• Übungsaufgaben:
(a) Womit sollen die Dateien laut dem Forenbeitrag zum Umzug auf eine neue VM vom alten System auf die neue VM übertragen werden?
(b) Schreib den Forenbeitrag zum Umzug auf eine neue VM nach seinem letzten Satz weiter.

• Ausgewählter Auszug:
━━━━

Anschliessend würde ich: partitionieren und formatieren von hdc, umkopieren der Daten auf hdc. Ergebnis: Alle Daten ohne Raids auf hdc. Mit hda kannst dann machen was dir beliebt.

----------

## tazinblack

Oder einfach die neue VM mit ner livecd booten. Netzwerk dort einrichten, Platte partitionieren und formatieren, dann mit rsync über SSH die Dateien vom alten auf die neue VM übernehmen, Bootloader schreiben. Du musst nur drauf achten, dass die Livecd nicht zu neu ist. Sonnst könnte ich mir vorstellen, dass ein zu neues Filesystem vom alten Kernel nicht benutzt werden kann. Achso, der Kernel sollte natürlich die neuen virtuellen Devices unterstützen. Die könntest Du nach etwas Recherche schon mal auf dem alten System in den Kernel einbauen.

━━━━

• Datenblock:
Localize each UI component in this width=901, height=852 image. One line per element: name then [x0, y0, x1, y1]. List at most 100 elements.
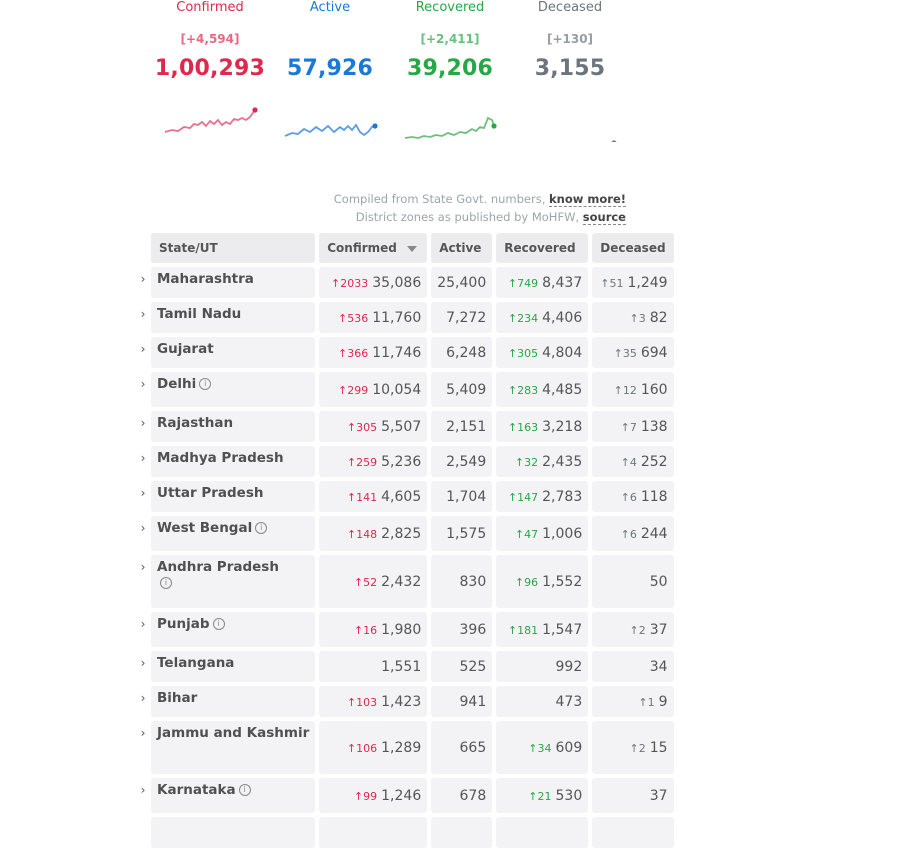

━━━━

• Ergebnisse:
(a) Mit rsync über SSH.

(b)
Ich würde mir trotzdem mal Überlegen, ob Du Dein Wiki und die DB nicht auf neuen Versionen zum Laufen bekommst. Das alte Zeugs hold einen immer irgendwann ein. Ich hab vor kurzem das Gleiche gemacht mit Dokuwiki, Intranetzeugs auf PHP und diversen Mysql Datenbanken.

Die Kompatibilität auf eine aktuelle PHP Version war gar kein Problem. Und die Migration von mysql 5.1 auf ne mariadb 10.0 war auch zu lösen.

Wenn ich mich recht erinnere musste man nur den mysql dump bzgl. Engine anpassen. Hab auch das Gefühl, dass die mariadb schneller ist.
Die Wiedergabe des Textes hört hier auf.